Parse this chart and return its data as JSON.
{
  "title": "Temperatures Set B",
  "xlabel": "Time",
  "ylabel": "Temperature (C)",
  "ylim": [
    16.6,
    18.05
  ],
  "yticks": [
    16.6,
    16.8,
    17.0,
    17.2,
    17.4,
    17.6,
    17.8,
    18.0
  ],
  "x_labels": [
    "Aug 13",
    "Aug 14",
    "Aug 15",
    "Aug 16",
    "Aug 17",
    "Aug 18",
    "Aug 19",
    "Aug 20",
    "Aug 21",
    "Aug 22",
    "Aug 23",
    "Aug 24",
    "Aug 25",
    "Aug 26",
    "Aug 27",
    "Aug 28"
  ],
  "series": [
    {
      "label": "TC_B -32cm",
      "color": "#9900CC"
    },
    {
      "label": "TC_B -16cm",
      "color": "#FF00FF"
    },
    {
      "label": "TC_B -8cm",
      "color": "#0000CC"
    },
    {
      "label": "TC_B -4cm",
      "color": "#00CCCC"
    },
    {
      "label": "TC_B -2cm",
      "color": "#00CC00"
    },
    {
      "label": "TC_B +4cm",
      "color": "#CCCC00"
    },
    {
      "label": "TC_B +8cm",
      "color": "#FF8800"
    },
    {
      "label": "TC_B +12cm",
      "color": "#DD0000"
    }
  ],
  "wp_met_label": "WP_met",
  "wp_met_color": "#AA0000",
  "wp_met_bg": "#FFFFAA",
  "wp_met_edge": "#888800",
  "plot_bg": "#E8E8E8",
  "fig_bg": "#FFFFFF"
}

---

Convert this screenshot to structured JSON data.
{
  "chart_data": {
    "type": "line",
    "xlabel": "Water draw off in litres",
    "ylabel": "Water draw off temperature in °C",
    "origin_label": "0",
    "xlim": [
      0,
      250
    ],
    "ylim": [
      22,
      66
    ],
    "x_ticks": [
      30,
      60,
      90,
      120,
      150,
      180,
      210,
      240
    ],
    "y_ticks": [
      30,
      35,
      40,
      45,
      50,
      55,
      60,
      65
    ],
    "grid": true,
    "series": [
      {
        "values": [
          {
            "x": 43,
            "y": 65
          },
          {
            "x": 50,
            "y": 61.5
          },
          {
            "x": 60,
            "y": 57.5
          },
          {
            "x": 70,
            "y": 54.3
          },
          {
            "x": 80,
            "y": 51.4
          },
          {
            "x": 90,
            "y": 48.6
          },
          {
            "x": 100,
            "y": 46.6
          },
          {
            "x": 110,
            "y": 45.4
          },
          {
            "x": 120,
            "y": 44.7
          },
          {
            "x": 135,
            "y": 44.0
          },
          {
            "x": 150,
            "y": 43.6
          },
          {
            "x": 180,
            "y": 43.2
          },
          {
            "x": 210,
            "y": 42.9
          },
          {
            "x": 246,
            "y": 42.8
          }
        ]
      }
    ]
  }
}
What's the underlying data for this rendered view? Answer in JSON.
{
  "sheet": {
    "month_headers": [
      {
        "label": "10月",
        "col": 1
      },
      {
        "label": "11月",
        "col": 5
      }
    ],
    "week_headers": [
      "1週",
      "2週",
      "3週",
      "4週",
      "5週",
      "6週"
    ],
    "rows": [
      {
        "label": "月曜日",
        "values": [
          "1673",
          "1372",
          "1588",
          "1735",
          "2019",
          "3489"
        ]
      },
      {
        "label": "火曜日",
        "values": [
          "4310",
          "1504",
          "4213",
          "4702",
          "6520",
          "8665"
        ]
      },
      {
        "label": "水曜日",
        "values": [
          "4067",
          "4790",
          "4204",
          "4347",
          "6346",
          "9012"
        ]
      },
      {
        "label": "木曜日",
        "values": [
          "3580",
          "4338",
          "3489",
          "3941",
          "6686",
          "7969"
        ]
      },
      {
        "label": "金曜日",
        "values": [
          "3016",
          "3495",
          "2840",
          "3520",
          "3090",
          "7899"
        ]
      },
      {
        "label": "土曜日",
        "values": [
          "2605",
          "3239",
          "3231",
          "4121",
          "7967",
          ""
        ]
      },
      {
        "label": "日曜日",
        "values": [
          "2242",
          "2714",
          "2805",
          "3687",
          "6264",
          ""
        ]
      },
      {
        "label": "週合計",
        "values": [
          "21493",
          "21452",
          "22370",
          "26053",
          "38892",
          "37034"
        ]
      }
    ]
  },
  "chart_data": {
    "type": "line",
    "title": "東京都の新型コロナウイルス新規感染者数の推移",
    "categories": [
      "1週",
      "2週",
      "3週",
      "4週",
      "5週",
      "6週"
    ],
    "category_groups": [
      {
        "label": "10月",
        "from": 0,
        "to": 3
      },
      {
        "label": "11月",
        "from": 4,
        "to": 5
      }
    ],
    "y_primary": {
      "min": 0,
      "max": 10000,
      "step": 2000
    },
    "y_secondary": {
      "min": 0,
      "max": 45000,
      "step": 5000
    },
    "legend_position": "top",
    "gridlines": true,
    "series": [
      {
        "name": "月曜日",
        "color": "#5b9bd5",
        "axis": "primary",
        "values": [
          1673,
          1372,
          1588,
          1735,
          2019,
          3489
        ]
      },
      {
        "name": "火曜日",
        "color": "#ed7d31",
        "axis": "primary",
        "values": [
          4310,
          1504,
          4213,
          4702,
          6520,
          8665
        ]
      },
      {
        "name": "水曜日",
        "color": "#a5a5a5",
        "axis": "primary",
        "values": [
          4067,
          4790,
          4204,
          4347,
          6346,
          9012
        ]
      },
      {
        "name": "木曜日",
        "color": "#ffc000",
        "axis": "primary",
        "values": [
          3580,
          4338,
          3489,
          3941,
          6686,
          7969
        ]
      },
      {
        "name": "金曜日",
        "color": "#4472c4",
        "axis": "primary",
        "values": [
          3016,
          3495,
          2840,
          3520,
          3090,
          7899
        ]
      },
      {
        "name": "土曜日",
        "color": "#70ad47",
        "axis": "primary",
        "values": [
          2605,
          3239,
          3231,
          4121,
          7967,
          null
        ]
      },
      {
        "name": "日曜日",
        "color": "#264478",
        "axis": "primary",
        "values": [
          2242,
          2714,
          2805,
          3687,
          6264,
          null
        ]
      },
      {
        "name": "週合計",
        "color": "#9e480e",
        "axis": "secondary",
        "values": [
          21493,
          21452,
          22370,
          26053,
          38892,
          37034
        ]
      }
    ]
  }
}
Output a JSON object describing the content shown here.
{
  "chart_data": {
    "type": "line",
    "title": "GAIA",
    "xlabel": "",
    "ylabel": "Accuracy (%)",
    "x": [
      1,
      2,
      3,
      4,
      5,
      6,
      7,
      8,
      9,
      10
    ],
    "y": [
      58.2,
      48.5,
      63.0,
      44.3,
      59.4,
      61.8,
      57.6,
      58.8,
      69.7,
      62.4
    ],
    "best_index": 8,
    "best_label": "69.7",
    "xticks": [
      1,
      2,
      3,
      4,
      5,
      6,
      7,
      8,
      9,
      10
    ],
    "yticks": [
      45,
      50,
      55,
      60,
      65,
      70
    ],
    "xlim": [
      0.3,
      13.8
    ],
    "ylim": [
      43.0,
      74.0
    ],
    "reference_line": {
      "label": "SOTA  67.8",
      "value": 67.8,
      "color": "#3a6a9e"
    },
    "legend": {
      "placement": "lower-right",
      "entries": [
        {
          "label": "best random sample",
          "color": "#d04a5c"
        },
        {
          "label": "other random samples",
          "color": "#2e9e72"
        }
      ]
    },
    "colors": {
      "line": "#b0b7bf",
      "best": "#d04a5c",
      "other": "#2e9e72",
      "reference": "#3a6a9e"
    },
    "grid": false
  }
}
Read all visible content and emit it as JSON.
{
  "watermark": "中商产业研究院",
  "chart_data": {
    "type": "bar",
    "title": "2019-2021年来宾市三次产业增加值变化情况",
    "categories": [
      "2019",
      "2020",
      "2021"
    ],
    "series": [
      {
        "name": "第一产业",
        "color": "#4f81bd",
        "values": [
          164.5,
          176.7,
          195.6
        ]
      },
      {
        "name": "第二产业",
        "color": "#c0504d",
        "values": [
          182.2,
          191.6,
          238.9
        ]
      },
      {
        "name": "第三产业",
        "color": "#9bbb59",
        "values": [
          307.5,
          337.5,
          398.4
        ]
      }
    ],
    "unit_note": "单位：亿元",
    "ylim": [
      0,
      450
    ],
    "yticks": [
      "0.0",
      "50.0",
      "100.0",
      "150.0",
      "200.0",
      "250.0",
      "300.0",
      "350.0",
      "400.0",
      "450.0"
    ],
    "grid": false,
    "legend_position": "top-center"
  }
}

==

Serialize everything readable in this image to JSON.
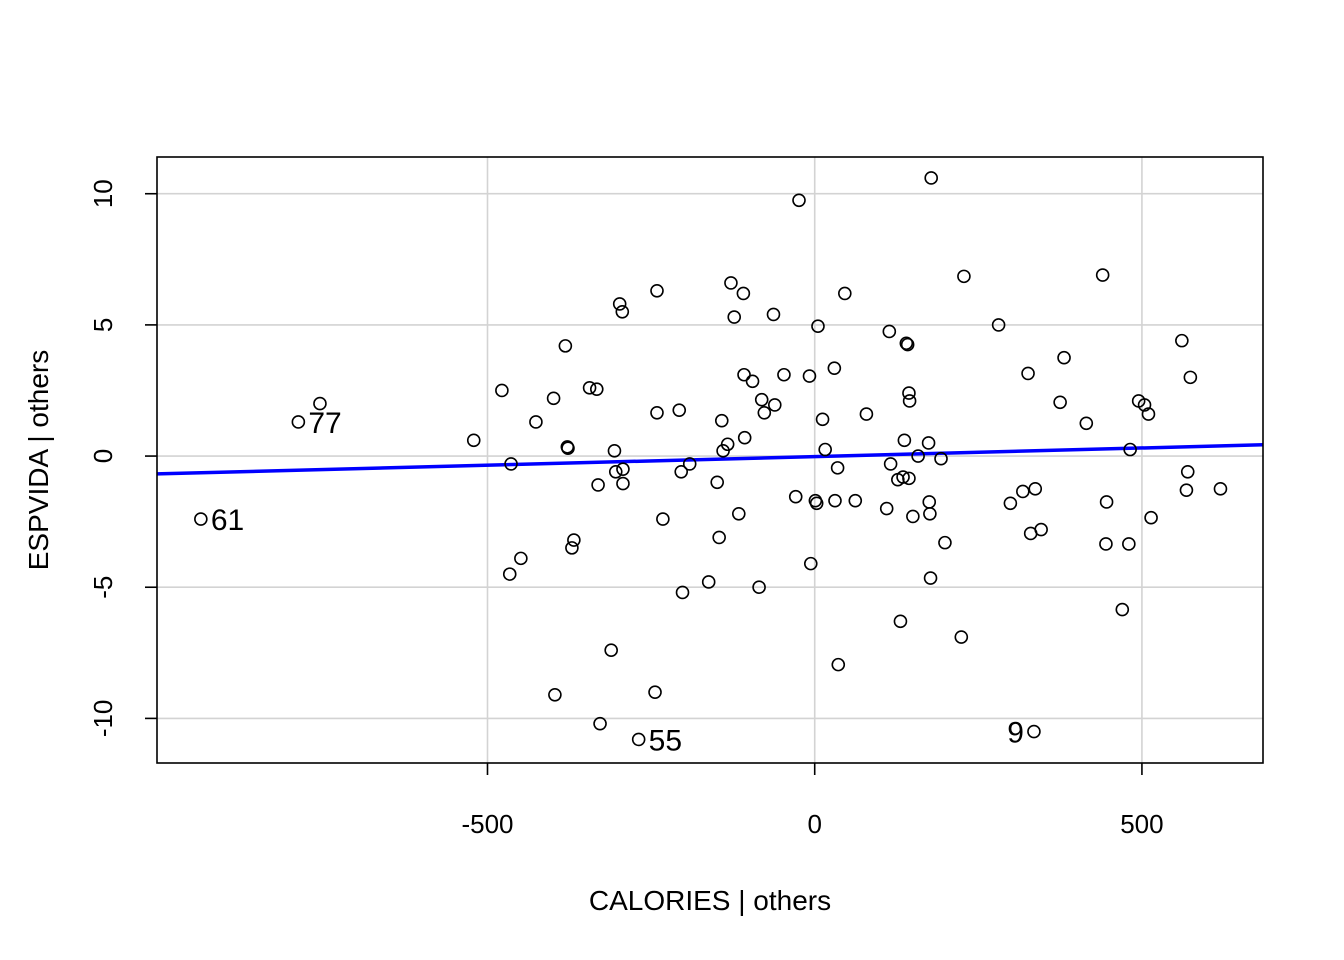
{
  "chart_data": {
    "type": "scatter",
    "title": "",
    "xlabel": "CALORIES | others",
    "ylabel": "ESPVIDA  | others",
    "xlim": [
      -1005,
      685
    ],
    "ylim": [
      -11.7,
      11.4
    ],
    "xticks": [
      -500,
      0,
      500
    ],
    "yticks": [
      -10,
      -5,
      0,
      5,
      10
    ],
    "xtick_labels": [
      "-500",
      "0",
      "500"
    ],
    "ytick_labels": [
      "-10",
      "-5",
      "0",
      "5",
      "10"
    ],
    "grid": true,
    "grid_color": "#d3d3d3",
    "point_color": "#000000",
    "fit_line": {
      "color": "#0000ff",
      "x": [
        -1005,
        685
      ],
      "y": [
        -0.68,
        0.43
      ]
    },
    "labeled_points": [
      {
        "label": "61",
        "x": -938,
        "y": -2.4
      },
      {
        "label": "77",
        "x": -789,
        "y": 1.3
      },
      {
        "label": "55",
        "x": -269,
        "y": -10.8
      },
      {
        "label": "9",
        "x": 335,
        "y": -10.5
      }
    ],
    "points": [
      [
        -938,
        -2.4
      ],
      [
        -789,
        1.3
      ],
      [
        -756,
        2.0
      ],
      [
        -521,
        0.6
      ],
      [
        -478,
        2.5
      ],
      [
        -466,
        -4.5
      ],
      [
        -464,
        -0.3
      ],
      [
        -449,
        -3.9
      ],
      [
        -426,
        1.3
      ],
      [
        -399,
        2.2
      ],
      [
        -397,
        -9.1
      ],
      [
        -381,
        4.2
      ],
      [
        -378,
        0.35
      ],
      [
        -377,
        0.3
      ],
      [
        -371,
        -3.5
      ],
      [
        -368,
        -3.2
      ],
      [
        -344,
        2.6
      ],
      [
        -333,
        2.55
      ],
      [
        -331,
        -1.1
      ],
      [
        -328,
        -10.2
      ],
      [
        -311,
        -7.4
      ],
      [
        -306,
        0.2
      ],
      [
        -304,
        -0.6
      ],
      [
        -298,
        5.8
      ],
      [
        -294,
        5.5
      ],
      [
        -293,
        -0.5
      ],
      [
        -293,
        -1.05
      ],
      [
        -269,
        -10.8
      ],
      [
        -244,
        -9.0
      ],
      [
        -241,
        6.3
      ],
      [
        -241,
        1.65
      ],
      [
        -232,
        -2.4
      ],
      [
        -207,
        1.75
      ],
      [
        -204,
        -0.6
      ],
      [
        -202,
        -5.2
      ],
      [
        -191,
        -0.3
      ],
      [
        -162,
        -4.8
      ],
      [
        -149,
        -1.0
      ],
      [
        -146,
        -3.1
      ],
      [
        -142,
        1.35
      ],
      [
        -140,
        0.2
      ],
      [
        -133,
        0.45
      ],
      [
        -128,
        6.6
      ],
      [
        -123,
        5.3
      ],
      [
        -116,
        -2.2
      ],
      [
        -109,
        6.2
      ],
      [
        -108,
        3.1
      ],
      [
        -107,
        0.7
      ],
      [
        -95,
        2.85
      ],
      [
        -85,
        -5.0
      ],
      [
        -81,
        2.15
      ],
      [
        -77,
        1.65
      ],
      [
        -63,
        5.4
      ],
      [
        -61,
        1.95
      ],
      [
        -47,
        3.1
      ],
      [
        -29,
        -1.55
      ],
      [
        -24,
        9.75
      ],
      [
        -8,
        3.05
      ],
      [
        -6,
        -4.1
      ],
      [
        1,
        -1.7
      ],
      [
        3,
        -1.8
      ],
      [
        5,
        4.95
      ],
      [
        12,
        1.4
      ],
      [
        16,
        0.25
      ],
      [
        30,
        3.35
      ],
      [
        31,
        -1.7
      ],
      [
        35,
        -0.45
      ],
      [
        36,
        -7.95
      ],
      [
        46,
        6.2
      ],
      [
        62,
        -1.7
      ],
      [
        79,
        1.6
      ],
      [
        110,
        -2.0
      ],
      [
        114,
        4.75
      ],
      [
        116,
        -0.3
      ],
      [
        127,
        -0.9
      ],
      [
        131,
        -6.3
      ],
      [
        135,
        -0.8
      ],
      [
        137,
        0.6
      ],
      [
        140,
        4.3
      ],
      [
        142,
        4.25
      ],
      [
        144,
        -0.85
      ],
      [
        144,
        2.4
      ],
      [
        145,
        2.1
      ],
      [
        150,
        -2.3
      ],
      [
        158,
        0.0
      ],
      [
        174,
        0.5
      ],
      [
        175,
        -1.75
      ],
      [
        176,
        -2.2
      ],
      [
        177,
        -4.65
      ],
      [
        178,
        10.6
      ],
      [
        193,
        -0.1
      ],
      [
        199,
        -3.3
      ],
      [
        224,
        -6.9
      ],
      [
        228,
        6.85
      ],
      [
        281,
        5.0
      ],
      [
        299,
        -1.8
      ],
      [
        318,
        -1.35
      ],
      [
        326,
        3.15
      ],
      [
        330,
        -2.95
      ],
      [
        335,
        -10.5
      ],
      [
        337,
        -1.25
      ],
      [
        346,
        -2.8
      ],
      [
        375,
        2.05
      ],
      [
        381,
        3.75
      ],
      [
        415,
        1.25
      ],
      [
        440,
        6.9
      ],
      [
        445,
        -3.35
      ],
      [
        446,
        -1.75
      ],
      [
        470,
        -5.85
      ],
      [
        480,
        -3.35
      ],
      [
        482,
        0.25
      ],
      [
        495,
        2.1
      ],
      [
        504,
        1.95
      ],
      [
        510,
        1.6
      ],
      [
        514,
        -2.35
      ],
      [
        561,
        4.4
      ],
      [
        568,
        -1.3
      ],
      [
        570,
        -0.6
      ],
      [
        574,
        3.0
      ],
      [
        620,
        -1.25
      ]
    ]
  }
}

[Work required] Select and copy every line of the material that holds the string "content".

[Task answer]
Output a JSON object describing the content shown here.
Read all visible content and emit it as JSON.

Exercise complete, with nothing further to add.